_Problem description_
All lines in the data bearing the string "ffffff" should be identified and copied.

_Input material_

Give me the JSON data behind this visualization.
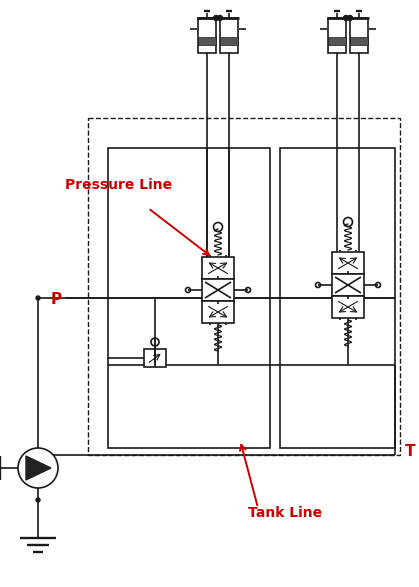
{
  "bg": "#ffffff",
  "lc": "#1a1a1a",
  "rc": "#cc0000",
  "lw": 1.2,
  "fig_w": 4.19,
  "fig_h": 5.87,
  "dpi": 100,
  "P_label": "P",
  "T_label": "T",
  "pressure_line_label": "Pressure Line",
  "tank_line_label": "Tank Line"
}
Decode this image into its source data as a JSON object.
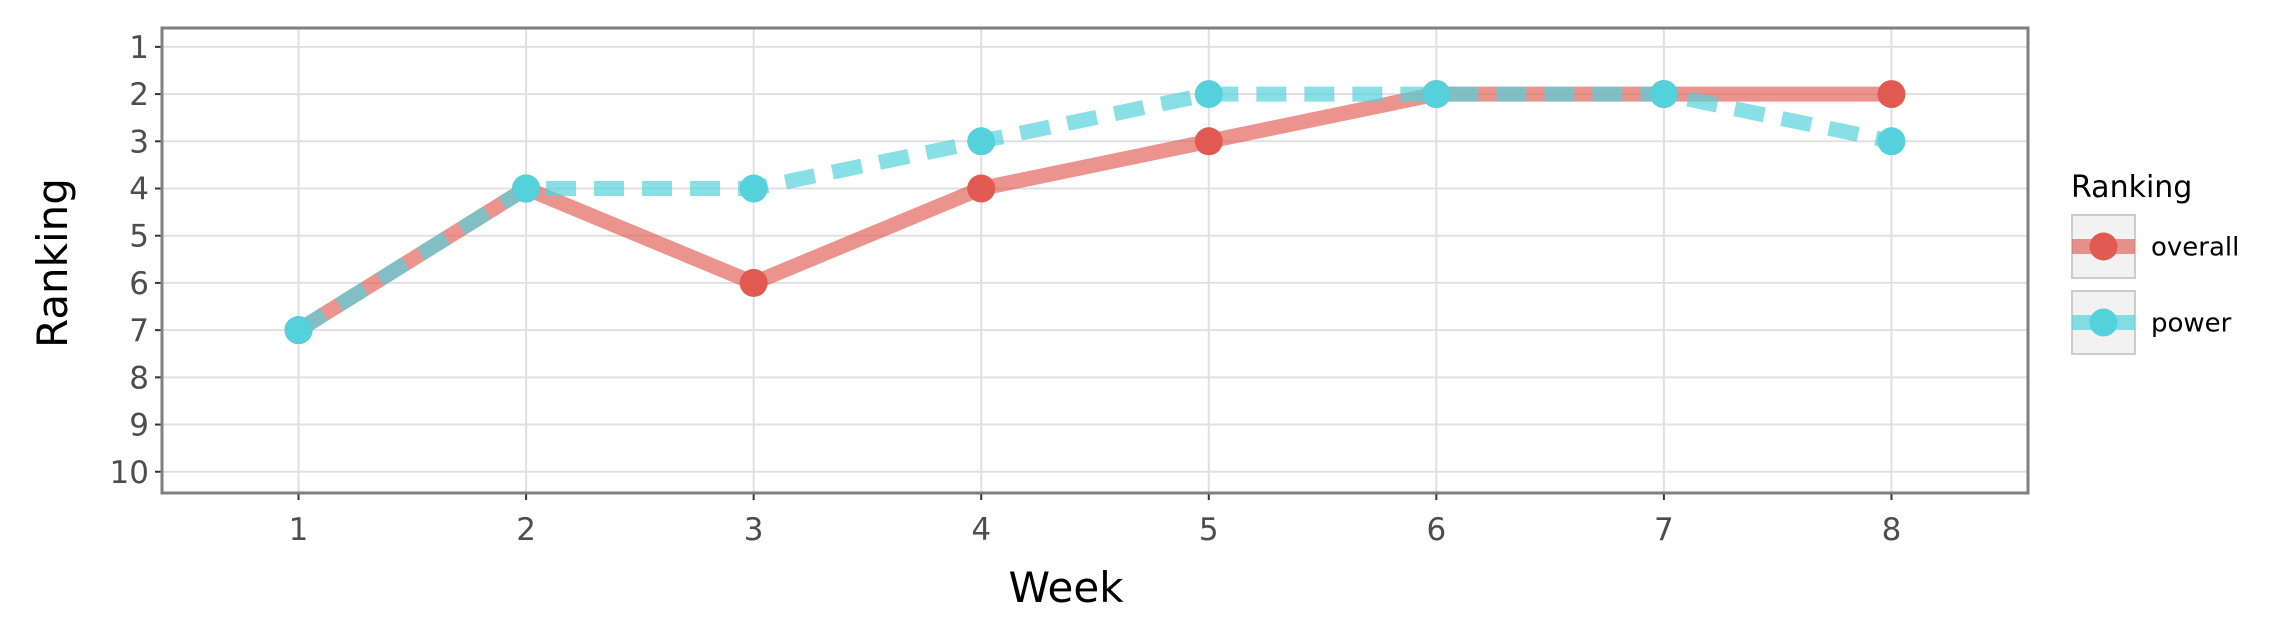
{
  "chart_data": {
    "type": "line",
    "xlabel": "Week",
    "ylabel": "Ranking",
    "x": [
      1,
      2,
      3,
      4,
      5,
      6,
      7,
      8
    ],
    "xlim": [
      0.4,
      8.6
    ],
    "ylim": [
      10.45,
      0.6
    ],
    "y_reversed": true,
    "x_ticks": [
      "1",
      "2",
      "3",
      "4",
      "5",
      "6",
      "7",
      "8"
    ],
    "y_ticks": [
      "1",
      "2",
      "3",
      "4",
      "5",
      "6",
      "7",
      "8",
      "9",
      "10"
    ],
    "grid": true,
    "legend_title": "Ranking",
    "legend_position": "right",
    "series": [
      {
        "name": "overall",
        "values": [
          7,
          4,
          6,
          4,
          3,
          2,
          2,
          2
        ],
        "color": "#e05a52",
        "line_style": "solid"
      },
      {
        "name": "power",
        "values": [
          7,
          4,
          4,
          3,
          2,
          2,
          2,
          3
        ],
        "color": "#55d1dc",
        "line_style": "dashed"
      }
    ]
  }
}
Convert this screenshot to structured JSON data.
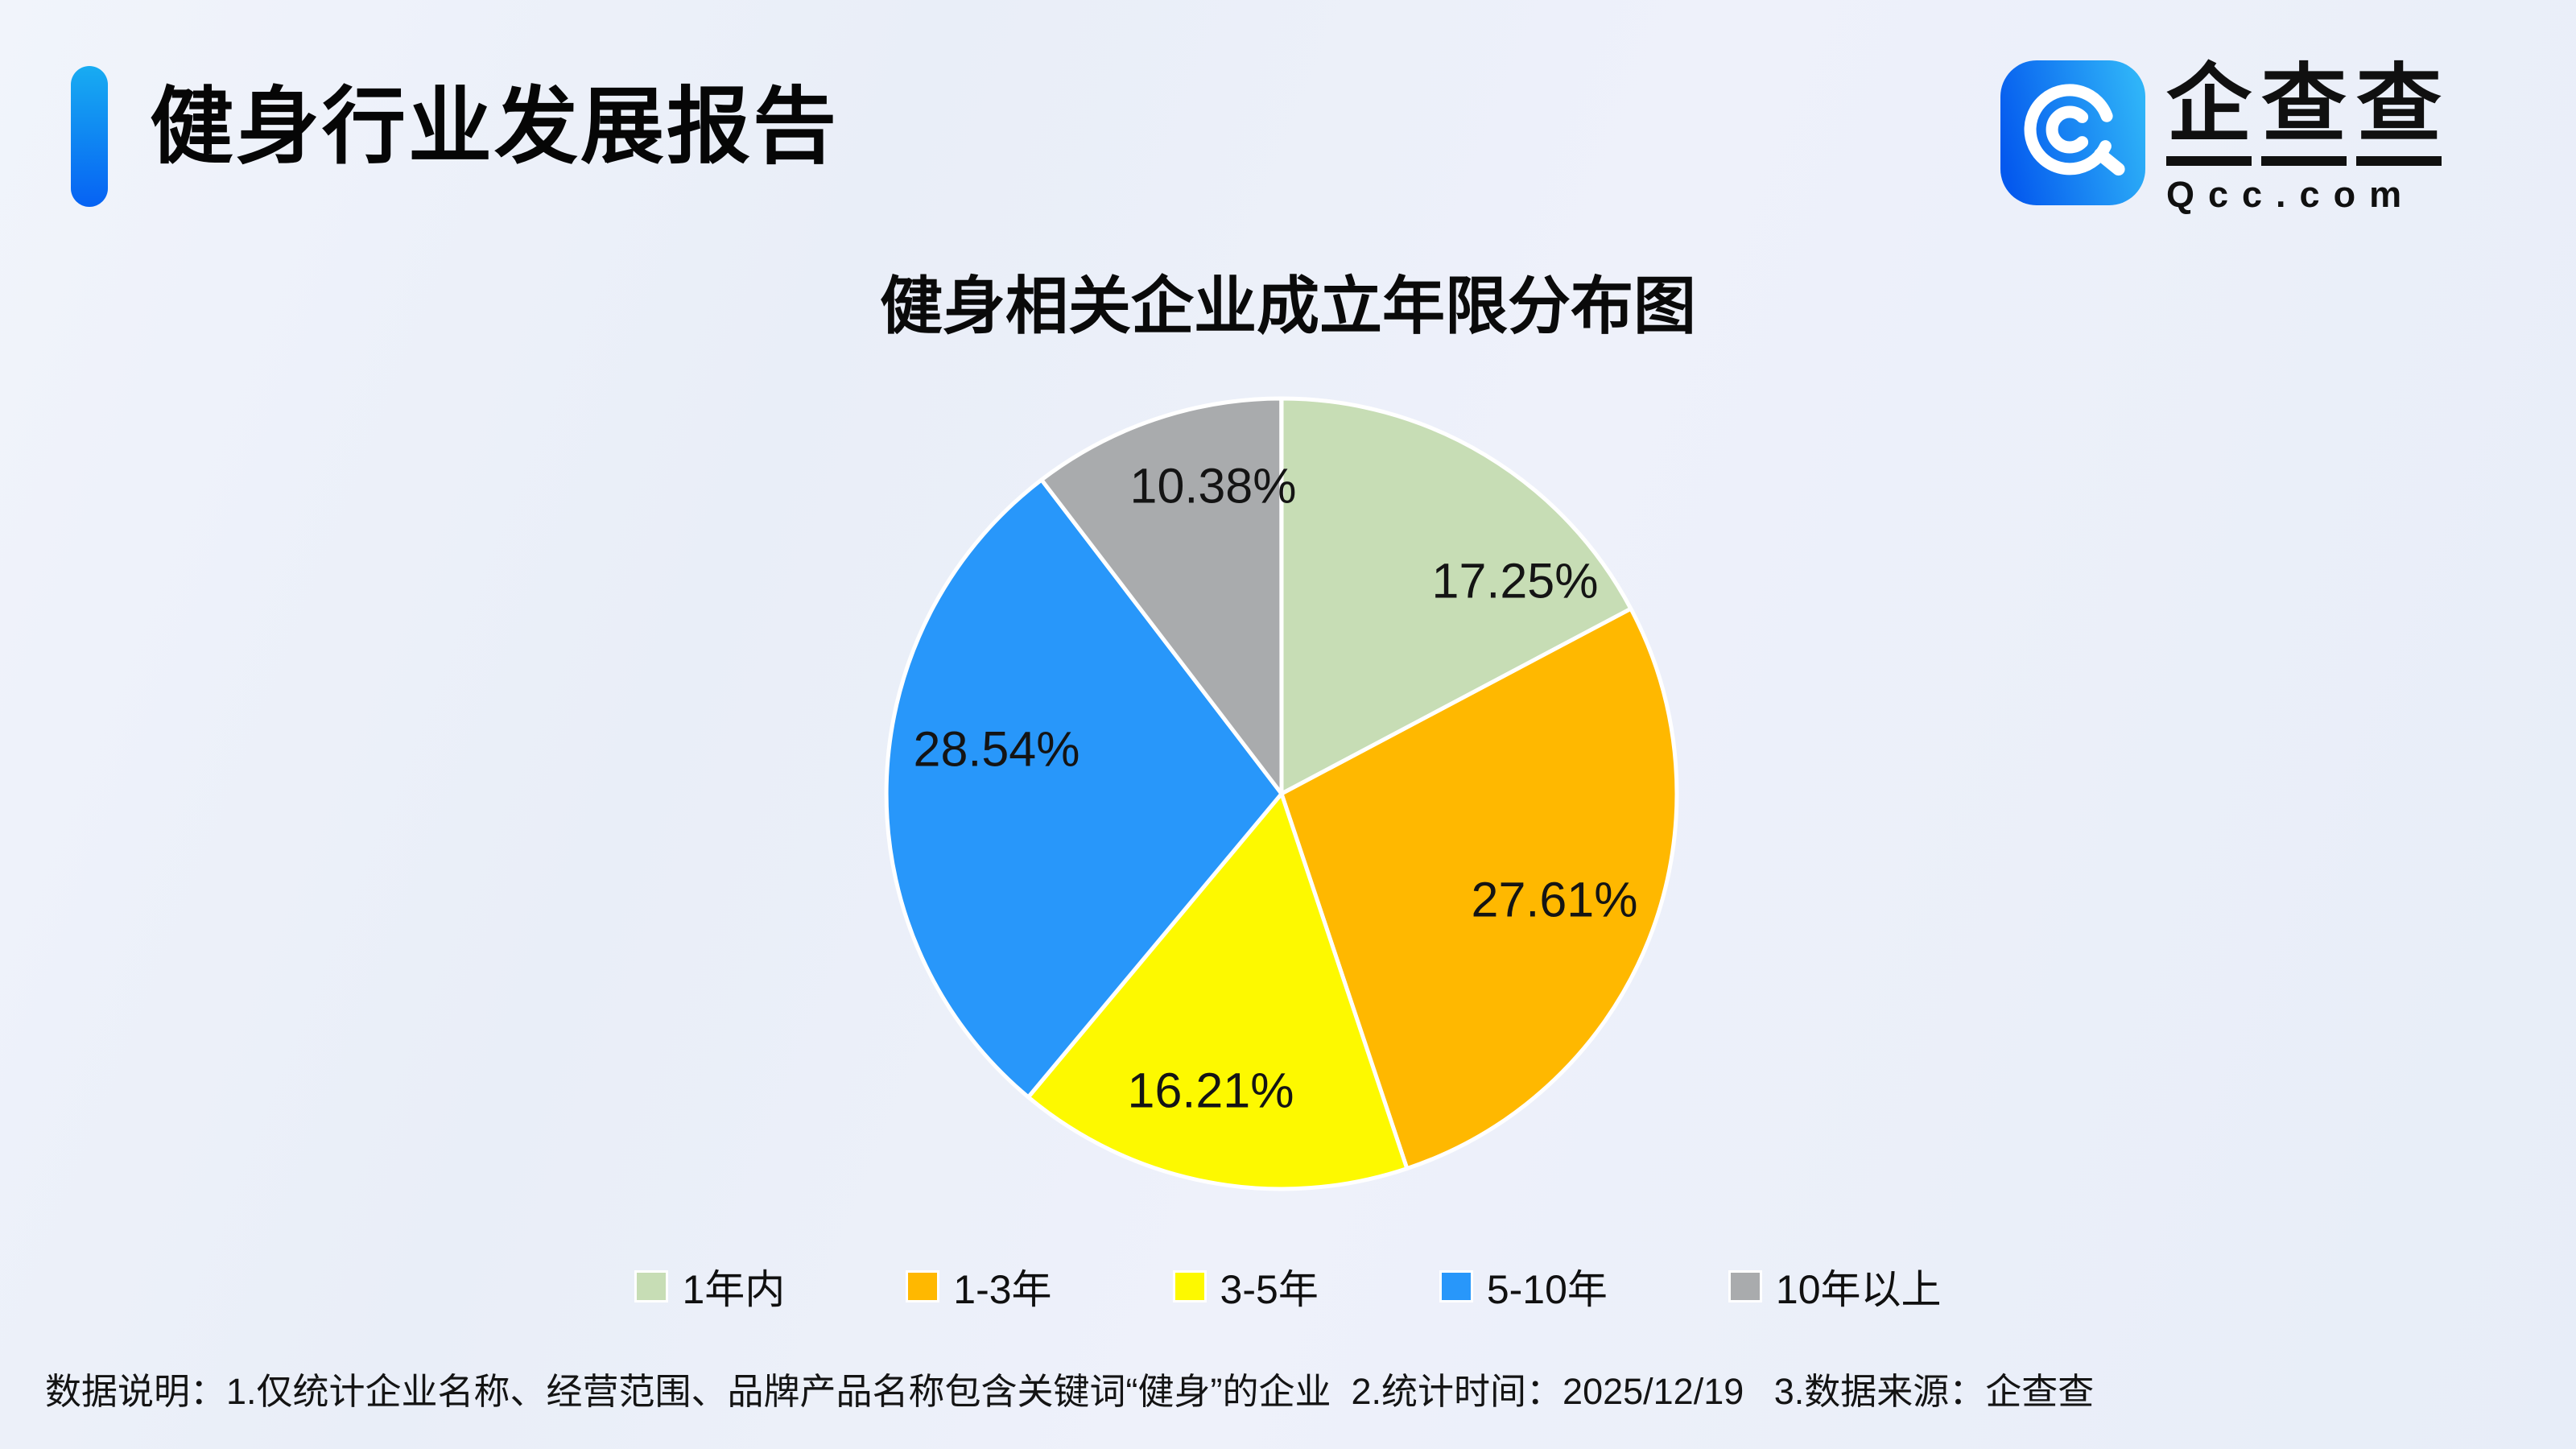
{
  "page": {
    "title": "健身行业发展报告",
    "background_color": "#e9eef9"
  },
  "logo": {
    "icon": "qcc-magnifier-icon",
    "icon_gradient": [
      "#0459ee",
      "#2fb4f8"
    ],
    "chars": [
      "企",
      "查",
      "查"
    ],
    "domain": "Qcc.com"
  },
  "chart_data": {
    "type": "pie",
    "title": "健身相关企业成立年限分布图",
    "categories": [
      "1年内",
      "1-3年",
      "3-5年",
      "5-10年",
      "10年以上"
    ],
    "values": [
      17.25,
      27.61,
      16.21,
      28.54,
      10.38
    ],
    "labels": [
      "17.25%",
      "27.61%",
      "16.21%",
      "28.54%",
      "10.38%"
    ],
    "colors": [
      "#c7ddb5",
      "#ffb800",
      "#fdf900",
      "#2897fa",
      "#a9abad"
    ],
    "unit": "%",
    "start_angle_deg": 0,
    "direction": "clockwise",
    "slice_border_color": "#ffffff",
    "label_color": "#141414",
    "legend_position": "bottom"
  },
  "footnote": "数据说明：1.仅统计企业名称、经营范围、品牌产品名称包含关键词“健身”的企业  2.统计时间：2025/12/19   3.数据来源：企查查"
}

_Completed exercise_
  "bg": "#ffffff",
    "slice_border_color": "#ffffff",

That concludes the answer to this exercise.